Short problem
Will you write out the data exactly, excluding every picture?
==== Material for this exercise ====
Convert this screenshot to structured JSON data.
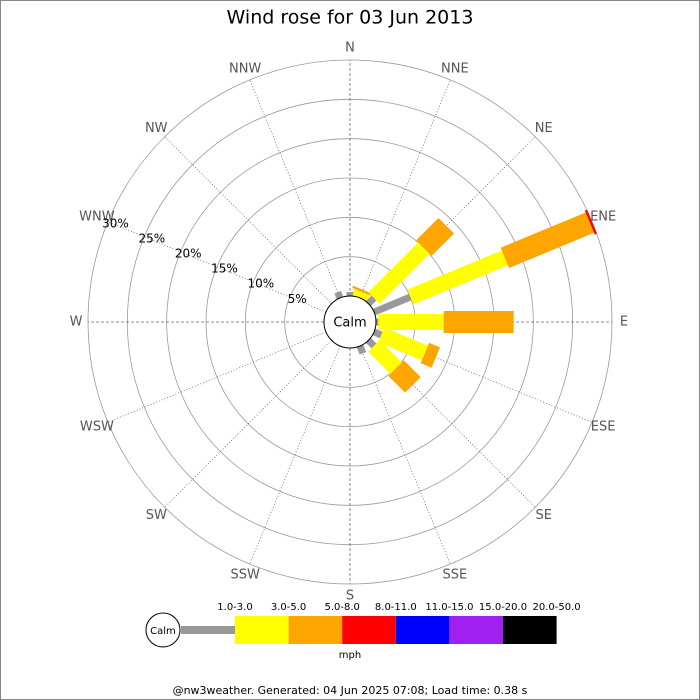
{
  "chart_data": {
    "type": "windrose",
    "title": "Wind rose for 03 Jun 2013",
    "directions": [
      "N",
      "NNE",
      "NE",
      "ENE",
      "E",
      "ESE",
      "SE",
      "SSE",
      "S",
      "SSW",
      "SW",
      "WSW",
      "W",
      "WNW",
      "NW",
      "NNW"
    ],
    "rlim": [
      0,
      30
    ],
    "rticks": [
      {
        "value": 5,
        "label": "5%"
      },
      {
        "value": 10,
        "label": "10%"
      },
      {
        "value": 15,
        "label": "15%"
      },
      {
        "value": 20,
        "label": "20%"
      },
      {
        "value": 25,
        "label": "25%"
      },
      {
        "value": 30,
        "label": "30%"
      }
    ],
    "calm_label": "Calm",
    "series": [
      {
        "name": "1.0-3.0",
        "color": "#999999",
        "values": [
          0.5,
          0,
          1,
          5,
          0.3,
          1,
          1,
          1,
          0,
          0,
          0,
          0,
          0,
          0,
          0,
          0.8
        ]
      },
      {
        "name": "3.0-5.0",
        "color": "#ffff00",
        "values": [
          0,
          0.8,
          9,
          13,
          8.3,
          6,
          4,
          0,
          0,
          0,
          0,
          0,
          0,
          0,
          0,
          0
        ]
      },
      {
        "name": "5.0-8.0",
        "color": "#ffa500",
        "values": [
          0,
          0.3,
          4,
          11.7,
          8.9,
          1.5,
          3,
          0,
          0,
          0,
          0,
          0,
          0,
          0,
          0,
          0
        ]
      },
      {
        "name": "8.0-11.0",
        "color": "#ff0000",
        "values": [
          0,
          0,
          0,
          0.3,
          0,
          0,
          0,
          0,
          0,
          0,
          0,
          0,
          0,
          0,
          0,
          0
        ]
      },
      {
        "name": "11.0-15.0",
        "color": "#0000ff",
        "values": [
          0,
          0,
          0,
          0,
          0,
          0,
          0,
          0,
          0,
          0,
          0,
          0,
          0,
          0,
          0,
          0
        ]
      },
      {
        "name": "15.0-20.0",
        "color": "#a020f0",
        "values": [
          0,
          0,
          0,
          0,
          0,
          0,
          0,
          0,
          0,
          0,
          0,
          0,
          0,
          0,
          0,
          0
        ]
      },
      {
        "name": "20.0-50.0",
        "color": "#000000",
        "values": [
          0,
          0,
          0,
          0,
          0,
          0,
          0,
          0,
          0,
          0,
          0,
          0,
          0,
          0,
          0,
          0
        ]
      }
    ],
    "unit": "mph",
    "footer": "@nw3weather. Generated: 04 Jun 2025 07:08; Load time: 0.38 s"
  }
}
====
Solution to this exercise
Convert this screenshot to structured JSON data.
{
  "chart_data": {
    "type": "windrose",
    "title": "Wind rose for 03 Jun 2013",
    "directions": [
      "N",
      "NNE",
      "NE",
      "ENE",
      "E",
      "ESE",
      "SE",
      "SSE",
      "S",
      "SSW",
      "SW",
      "WSW",
      "W",
      "WNW",
      "NW",
      "NNW"
    ],
    "rlim": [
      0,
      30
    ],
    "rticks": [
      {
        "value": 5,
        "label": "5%"
      },
      {
        "value": 10,
        "label": "10%"
      },
      {
        "value": 15,
        "label": "15%"
      },
      {
        "value": 20,
        "label": "20%"
      },
      {
        "value": 25,
        "label": "25%"
      },
      {
        "value": 30,
        "label": "30%"
      }
    ],
    "calm_label": "Calm",
    "series": [
      {
        "name": "1.0-3.0",
        "color": "#999999",
        "values": [
          0.5,
          0,
          1,
          5,
          0.3,
          1,
          1,
          1,
          0,
          0,
          0,
          0,
          0,
          0,
          0,
          0.8
        ]
      },
      {
        "name": "3.0-5.0",
        "color": "#ffff00",
        "values": [
          0,
          0.8,
          9,
          13,
          8.3,
          6,
          4,
          0,
          0,
          0,
          0,
          0,
          0,
          0,
          0,
          0
        ]
      },
      {
        "name": "5.0-8.0",
        "color": "#ffa500",
        "values": [
          0,
          0.3,
          4,
          11.7,
          8.9,
          1.5,
          3,
          0,
          0,
          0,
          0,
          0,
          0,
          0,
          0,
          0
        ]
      },
      {
        "name": "8.0-11.0",
        "color": "#ff0000",
        "values": [
          0,
          0,
          0,
          0.3,
          0,
          0,
          0,
          0,
          0,
          0,
          0,
          0,
          0,
          0,
          0,
          0
        ]
      },
      {
        "name": "11.0-15.0",
        "color": "#0000ff",
        "values": [
          0,
          0,
          0,
          0,
          0,
          0,
          0,
          0,
          0,
          0,
          0,
          0,
          0,
          0,
          0,
          0
        ]
      },
      {
        "name": "15.0-20.0",
        "color": "#a020f0",
        "values": [
          0,
          0,
          0,
          0,
          0,
          0,
          0,
          0,
          0,
          0,
          0,
          0,
          0,
          0,
          0,
          0
        ]
      },
      {
        "name": "20.0-50.0",
        "color": "#000000",
        "values": [
          0,
          0,
          0,
          0,
          0,
          0,
          0,
          0,
          0,
          0,
          0,
          0,
          0,
          0,
          0,
          0
        ]
      }
    ],
    "unit": "mph",
    "footer": "@nw3weather. Generated: 04 Jun 2025 07:08; Load time: 0.38 s"
  }
}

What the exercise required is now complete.